## What you need to do
Write the data below out exactly as it stands. Do not include the pictures.

## Source records
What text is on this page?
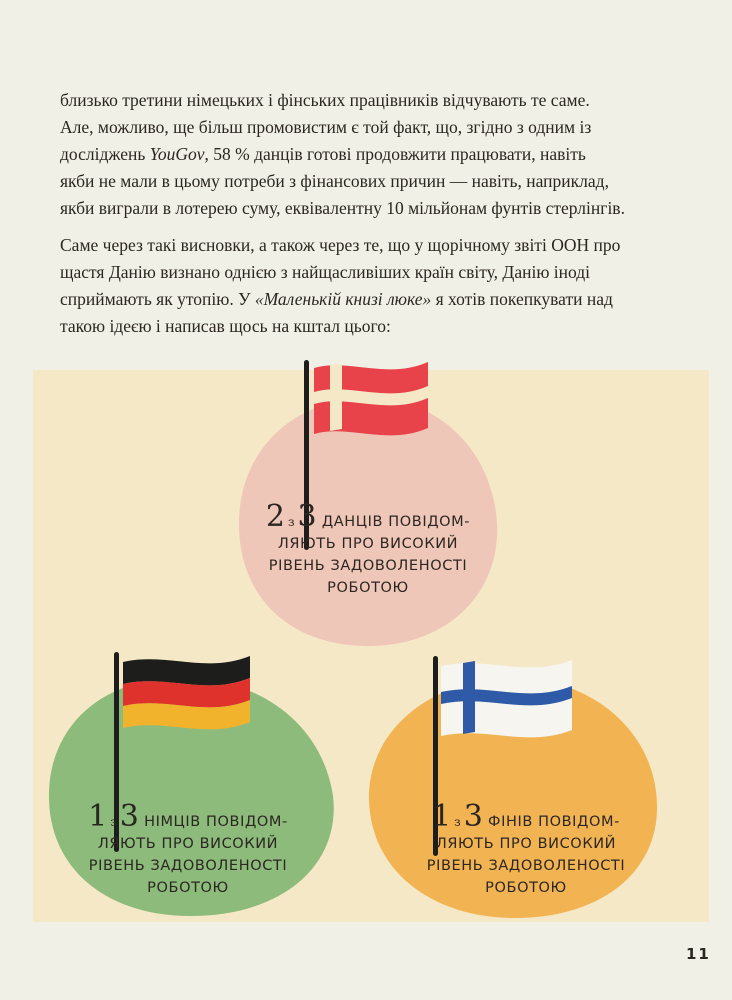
близько третини німецьких і фінських працівників відчувають те саме.
Але, можливо, ще більш промовистим є той факт, що, згідно з одним із
досліджень YouGov, 58 % данців готові продовжити працювати, навіть
якби не мали в цьому потреби з фінансових причин — навіть, наприклад,
якби виграли в лотерею суму, еквівалентну 10 мільйонам фунтів стерлінгів.

Саме через такі висновки, а також через те, що у щорічному звіті ООН про
щастя Данію визнано однією з найщасливіших країн світу, Данію іноді
сприймають як утопію. У «Маленькій книзі люке» я хотів покепкувати над
такою ідеєю і написав щось на кштал цього:

2 з 3 ДАНЦІВ ПОВІДОМ-
ЛЯЮТЬ ПРО ВИСОКИЙ
РІВЕНЬ ЗАДОВОЛЕНОСТІ
РОБОТОЮ
1 з 3 НІМЦІВ ПОВІДОМ-
ЛЯЮТЬ ПРО ВИСОКИЙ
РІВЕНЬ ЗАДОВОЛЕНОСТІ
РОБОТОЮ
1 з 3 ФІНІВ ПОВІДОМ-
ЛЯЮТЬ ПРО ВИСОКИЙ
РІВЕНЬ ЗАДОВОЛЕНОСТІ
РОБОТОЮ
11
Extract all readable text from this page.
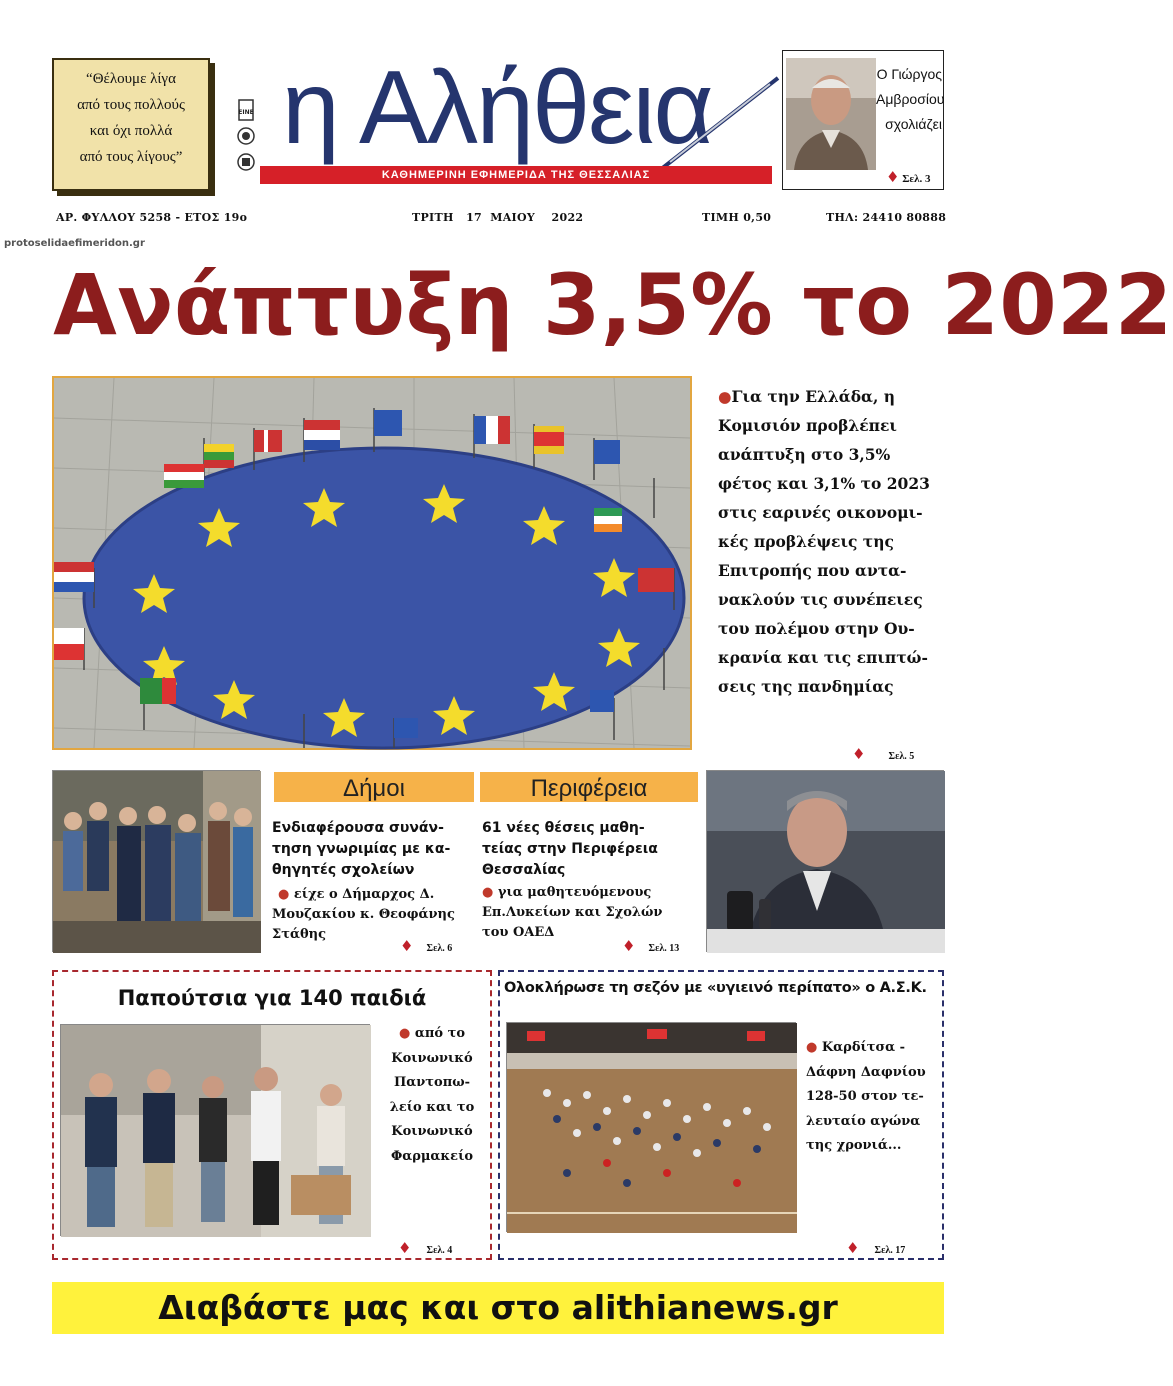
“Θέλουμε λίγα
από τους πολλούς
και όχι πολλά
από τους λίγους”
ΕΙΝΕ η Αλήθεια
ΚΑΘΗΜΕΡΙΝΗ ΕΦΗΜΕΡΙΔΑ ΤΗΣ ΘΕΣΣΑΛΙΑΣ
Ο Γιώργος
Αμβροσίου
σχολιάζει
♦ Σελ. 3
ΑΡ. ΦΥΛΛΟΥ 5258 - ΕΤΟΣ 19ο	ΤΡΙΤΗ   17  ΜΑΙΟΥ    2022	ΤΙΜΗ 0,50	ΤΗΛ: 24410 80888
protoselidaefimeridon.gr
Ανάπτυξη 3,5% το 2022
●Για την Ελλάδα, η
Κομισιόν προβλέπει
ανάπτυξη στο 3,5%
φέτος και 3,1% το 2023
στις εαρινές οικονομι-
κές προβλέψεις της
Επιτροπής που αντα-
νακλούν τις συνέπειες
του πολέμου στην Ου-
κρανία και τις επιπτώ-
σεις της πανδημίας
♦ Σελ. 5
Δήμοι
Ενδιαφέρουσα συνάν-
τηση γνωριμίας με κα-
θηγητές σχολείων
● είχε ο Δήμαρχος Δ.
Μουζακίου κ. Θεοφάνης
Στάθης
♦ Σελ. 6
Περιφέρεια
61 νέες θέσεις μαθη-
τείας στην Περιφέρεια
Θεσσαλίας
● για μαθητευόμενους
Επ.Λυκείων και Σχολών
του ΟΑΕΔ
♦ Σελ. 13
Παπούτσια για 140 παιδιά
● από το
Κοινωνικό
Παντοπω-
λείο και το
Κοινωνικό
Φαρμακείο
♦ Σελ. 4
Ολοκλήρωσε τη σεζόν με «υγιεινό περίπατο» ο Α.Σ.Κ.
● Καρδίτσα -
Δάφνη Δαφνίου
128-50 στον τε-
λευταίο αγώνα
της χρονιά...
♦ Σελ. 17
Διαβάστε μας και στο alithianews.gr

## Output
What text is on this page?
близько третини німецьких і фінських працівників відчувають те саме.
Але, можливо, ще більш промовистим є той факт, що, згідно з одним із
досліджень YouGov, 58 % данців готові продовжити працювати, навіть
якби не мали в цьому потреби з фінансових причин — навіть, наприклад,
якби виграли в лотерею суму, еквівалентну 10 мільйонам фунтів стерлінгів.

Саме через такі висновки, а також через те, що у щорічному звіті ООН про
щастя Данію визнано однією з найщасливіших країн світу, Данію іноді
сприймають як утопію. У «Маленькій книзі люке» я хотів покепкувати над
такою ідеєю і написав щось на кштал цього:

2 з 3 ДАНЦІВ ПОВІДОМ-
ЛЯЮТЬ ПРО ВИСОКИЙ
РІВЕНЬ ЗАДОВОЛЕНОСТІ
РОБОТОЮ
1 з 3 НІМЦІВ ПОВІДОМ-
ЛЯЮТЬ ПРО ВИСОКИЙ
РІВЕНЬ ЗАДОВОЛЕНОСТІ
РОБОТОЮ
1 з 3 ФІНІВ ПОВІДОМ-
ЛЯЮТЬ ПРО ВИСОКИЙ
РІВЕНЬ ЗАДОВОЛЕНОСТІ
РОБОТОЮ
11
Extract all readable text from this page.
“Θέλουμε λίγα
από τους πολλούς
και όχι πολλά
από τους λίγους”
ΕΙΝΕ η Αλήθεια
ΚΑΘΗΜΕΡΙΝΗ ΕΦΗΜΕΡΙΔΑ ΤΗΣ ΘΕΣΣΑΛΙΑΣ
Ο Γιώργος
Αμβροσίου
σχολιάζει
♦ Σελ. 3
ΑΡ. ΦΥΛΛΟΥ 5258 - ΕΤΟΣ 19ο	ΤΡΙΤΗ   17  ΜΑΙΟΥ    2022	ΤΙΜΗ 0,50	ΤΗΛ: 24410 80888
protoselidaefimeridon.gr
Ανάπτυξη 3,5% το 2022
●Για την Ελλάδα, η
Κομισιόν προβλέπει
ανάπτυξη στο 3,5%
φέτος και 3,1% το 2023
στις εαρινές οικονομι-
κές προβλέψεις της
Επιτροπής που αντα-
νακλούν τις συνέπειες
του πολέμου στην Ου-
κρανία και τις επιπτώ-
σεις της πανδημίας
♦ Σελ. 5
Δήμοι
Ενδιαφέρουσα συνάν-
τηση γνωριμίας με κα-
θηγητές σχολείων
● είχε ο Δήμαρχος Δ.
Μουζακίου κ. Θεοφάνης
Στάθης
♦ Σελ. 6
Περιφέρεια
61 νέες θέσεις μαθη-
τείας στην Περιφέρεια
Θεσσαλίας
● για μαθητευόμενους
Επ.Λυκείων και Σχολών
του ΟΑΕΔ
♦ Σελ. 13
Παπούτσια για 140 παιδιά
● από το
Κοινωνικό
Παντοπω-
λείο και το
Κοινωνικό
Φαρμακείο
♦ Σελ. 4
Ολοκλήρωσε τη σεζόν με «υγιεινό περίπατο» ο Α.Σ.Κ.
● Καρδίτσα -
Δάφνη Δαφνίου
128-50 στον τε-
λευταίο αγώνα
της χρονιά...
♦ Σελ. 17
Διαβάστε μας και στο alithianews.gr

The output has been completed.